» **DIRECTIONS FOR THIS TASK**
Collect every line of the records below that contains the word "трех".

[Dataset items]
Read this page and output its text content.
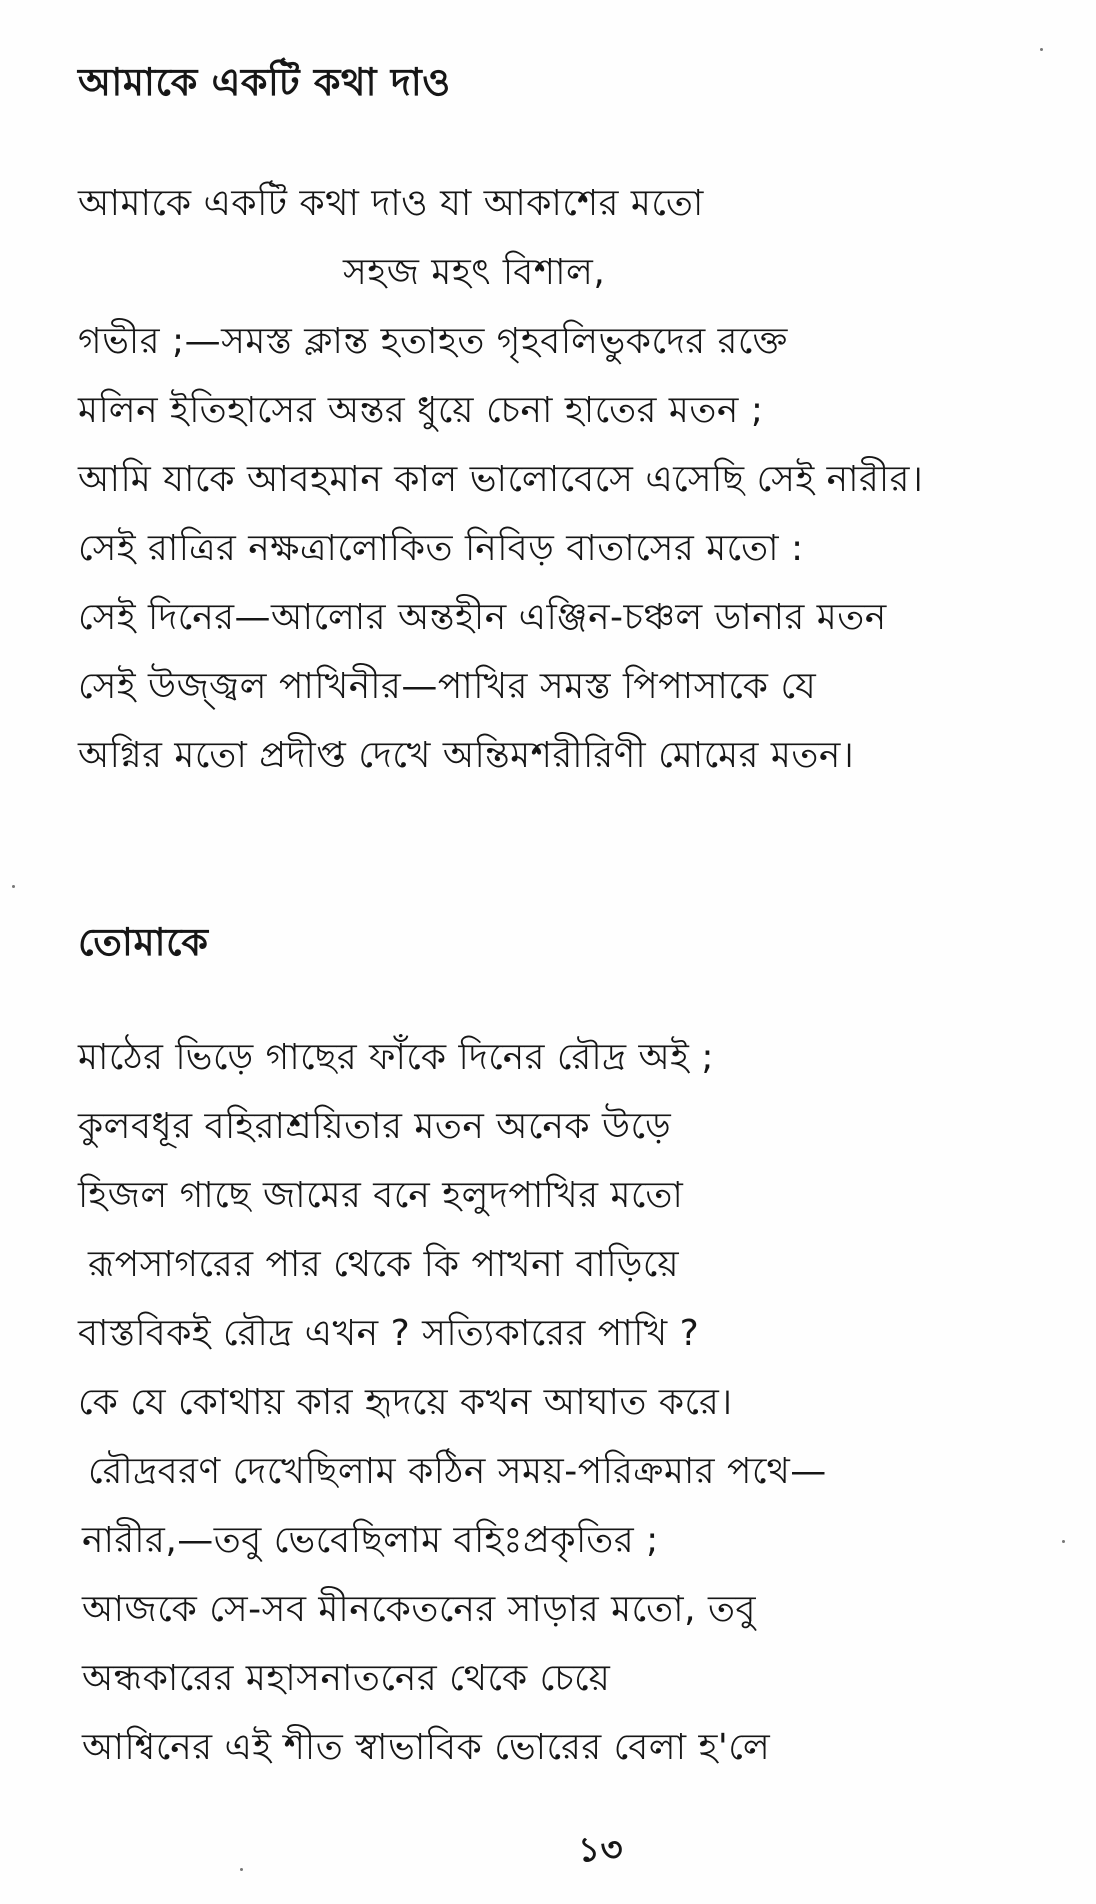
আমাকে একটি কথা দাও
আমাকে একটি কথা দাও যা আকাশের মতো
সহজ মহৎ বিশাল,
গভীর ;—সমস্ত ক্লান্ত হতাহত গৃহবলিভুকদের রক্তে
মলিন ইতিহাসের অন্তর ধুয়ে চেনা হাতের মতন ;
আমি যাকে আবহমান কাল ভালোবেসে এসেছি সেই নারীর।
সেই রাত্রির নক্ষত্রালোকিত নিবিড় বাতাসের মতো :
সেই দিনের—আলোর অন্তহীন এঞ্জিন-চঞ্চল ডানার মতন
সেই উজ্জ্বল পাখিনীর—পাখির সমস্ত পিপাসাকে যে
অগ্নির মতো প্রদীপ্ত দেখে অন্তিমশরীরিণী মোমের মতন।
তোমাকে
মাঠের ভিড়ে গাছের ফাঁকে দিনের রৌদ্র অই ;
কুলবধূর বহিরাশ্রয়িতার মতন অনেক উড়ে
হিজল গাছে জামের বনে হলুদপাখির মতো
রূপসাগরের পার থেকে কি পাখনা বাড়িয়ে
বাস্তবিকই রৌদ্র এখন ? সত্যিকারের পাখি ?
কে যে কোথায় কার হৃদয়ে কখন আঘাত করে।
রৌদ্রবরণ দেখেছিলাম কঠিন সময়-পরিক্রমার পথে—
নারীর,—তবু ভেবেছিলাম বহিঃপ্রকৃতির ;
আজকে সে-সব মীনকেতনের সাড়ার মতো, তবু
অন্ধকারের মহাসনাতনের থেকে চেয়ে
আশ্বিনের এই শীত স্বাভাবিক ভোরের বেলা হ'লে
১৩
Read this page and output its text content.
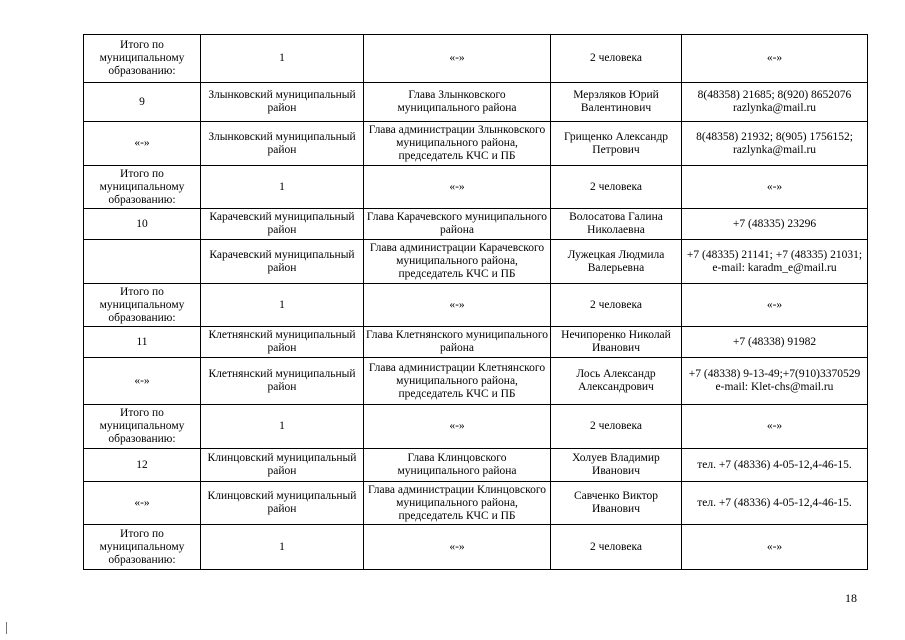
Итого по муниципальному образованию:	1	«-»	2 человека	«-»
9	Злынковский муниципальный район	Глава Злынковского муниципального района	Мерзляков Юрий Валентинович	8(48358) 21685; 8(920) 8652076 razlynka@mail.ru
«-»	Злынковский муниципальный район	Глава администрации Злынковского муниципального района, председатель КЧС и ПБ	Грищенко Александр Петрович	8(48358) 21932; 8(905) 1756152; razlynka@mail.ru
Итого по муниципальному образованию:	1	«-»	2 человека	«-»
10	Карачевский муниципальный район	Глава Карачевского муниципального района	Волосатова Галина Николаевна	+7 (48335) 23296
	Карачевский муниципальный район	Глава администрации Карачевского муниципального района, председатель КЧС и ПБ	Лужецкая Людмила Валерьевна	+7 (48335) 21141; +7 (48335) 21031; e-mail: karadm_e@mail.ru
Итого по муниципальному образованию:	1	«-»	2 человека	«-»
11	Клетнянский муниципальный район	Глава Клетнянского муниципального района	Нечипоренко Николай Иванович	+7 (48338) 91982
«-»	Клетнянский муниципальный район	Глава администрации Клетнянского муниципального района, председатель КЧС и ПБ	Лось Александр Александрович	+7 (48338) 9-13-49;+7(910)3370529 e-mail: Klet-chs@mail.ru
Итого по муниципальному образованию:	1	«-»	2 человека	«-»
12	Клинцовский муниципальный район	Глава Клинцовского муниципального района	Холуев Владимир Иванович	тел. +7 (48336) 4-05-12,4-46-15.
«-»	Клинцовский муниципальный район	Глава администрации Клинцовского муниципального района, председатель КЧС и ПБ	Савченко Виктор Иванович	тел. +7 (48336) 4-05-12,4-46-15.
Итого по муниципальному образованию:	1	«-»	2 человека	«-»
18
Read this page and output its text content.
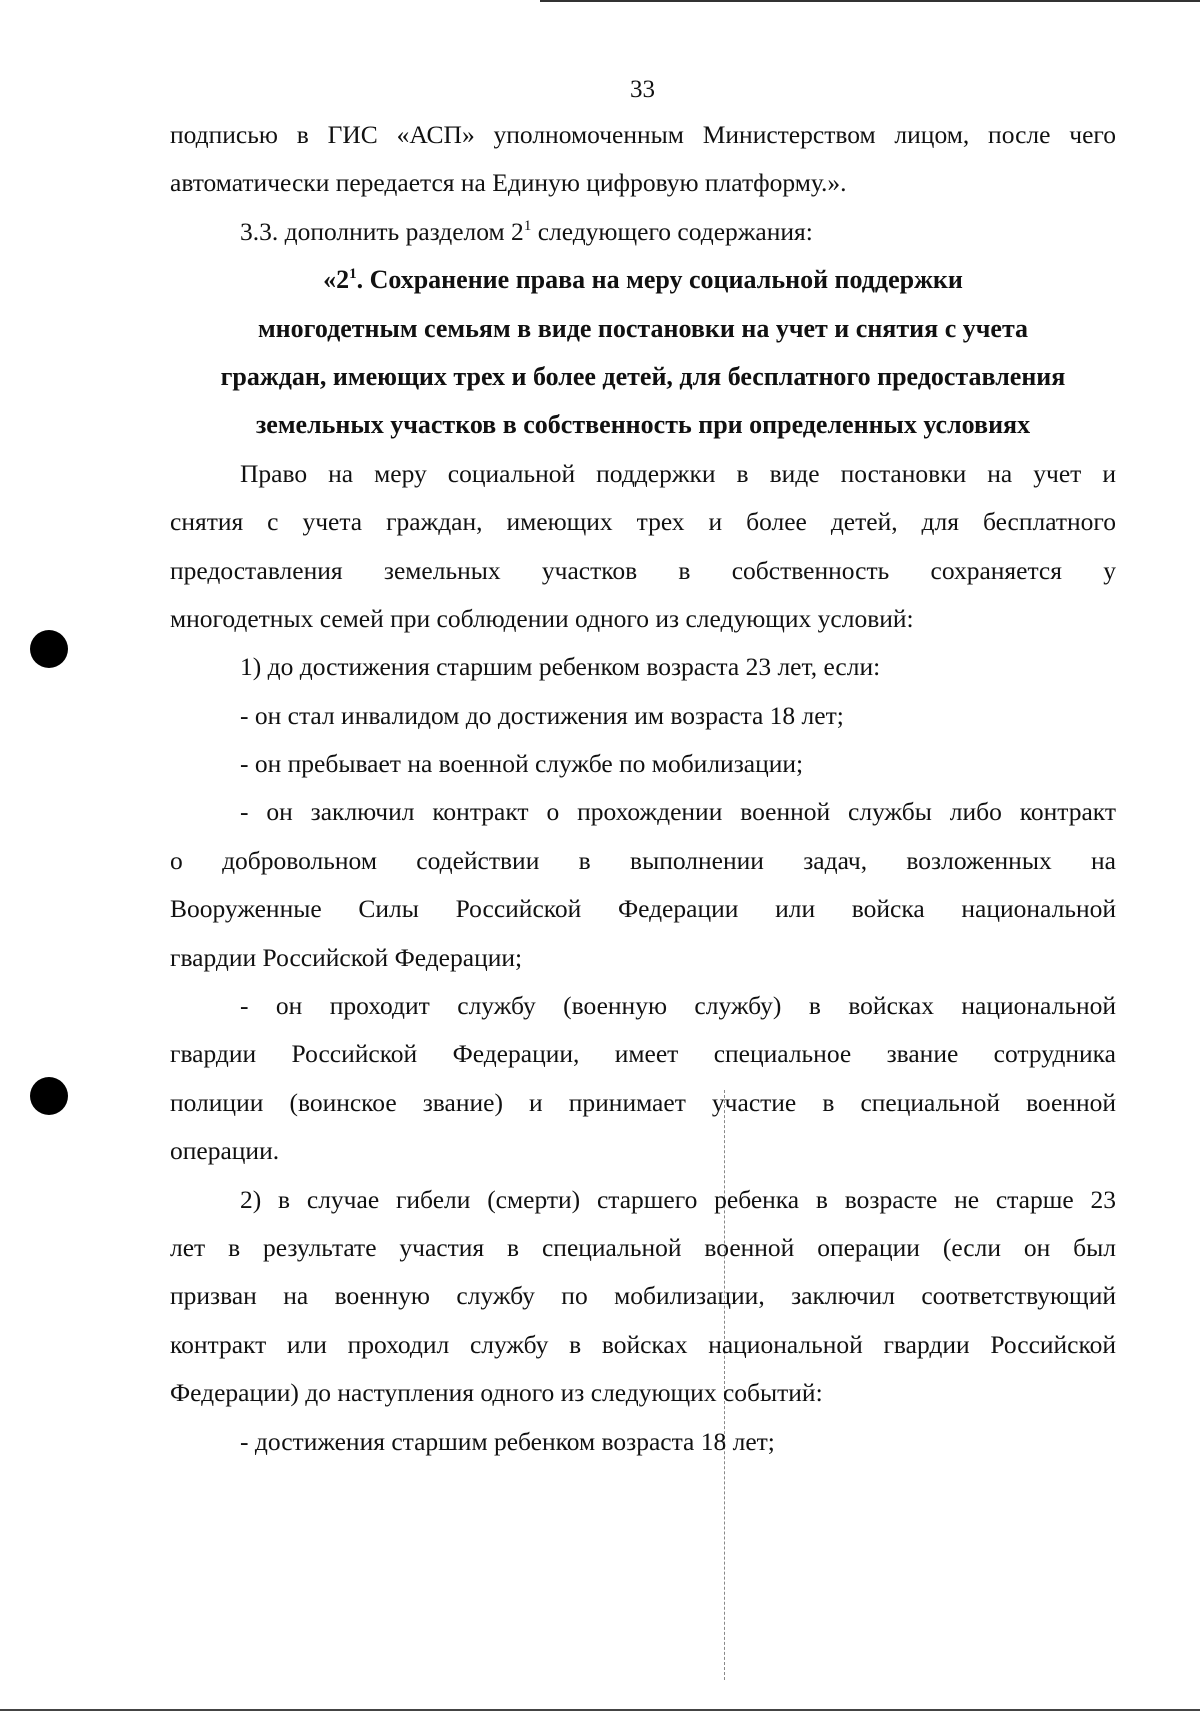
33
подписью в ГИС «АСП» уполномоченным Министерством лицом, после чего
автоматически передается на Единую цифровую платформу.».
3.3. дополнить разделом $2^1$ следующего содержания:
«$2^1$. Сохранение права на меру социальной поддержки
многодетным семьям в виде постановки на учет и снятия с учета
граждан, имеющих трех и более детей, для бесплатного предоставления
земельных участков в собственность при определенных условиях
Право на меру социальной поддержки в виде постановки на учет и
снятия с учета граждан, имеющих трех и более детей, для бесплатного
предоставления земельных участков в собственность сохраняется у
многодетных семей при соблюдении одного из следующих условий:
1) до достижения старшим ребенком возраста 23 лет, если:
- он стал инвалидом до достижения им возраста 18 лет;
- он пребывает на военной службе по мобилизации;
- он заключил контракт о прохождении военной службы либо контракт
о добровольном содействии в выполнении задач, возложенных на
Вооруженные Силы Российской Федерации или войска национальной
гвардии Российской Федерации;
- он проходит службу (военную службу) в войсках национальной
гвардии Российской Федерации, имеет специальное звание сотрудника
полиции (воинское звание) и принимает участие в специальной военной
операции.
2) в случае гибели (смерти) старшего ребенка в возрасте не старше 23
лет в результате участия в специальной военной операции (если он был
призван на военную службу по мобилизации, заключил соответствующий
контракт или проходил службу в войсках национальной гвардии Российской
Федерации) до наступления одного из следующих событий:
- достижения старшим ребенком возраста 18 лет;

» **TASK OUTPUT**
граждан, имеющих трех и более детей, для бесплатного предоставления
снятия с учета граждан, имеющих трех и более детей, для бесплатного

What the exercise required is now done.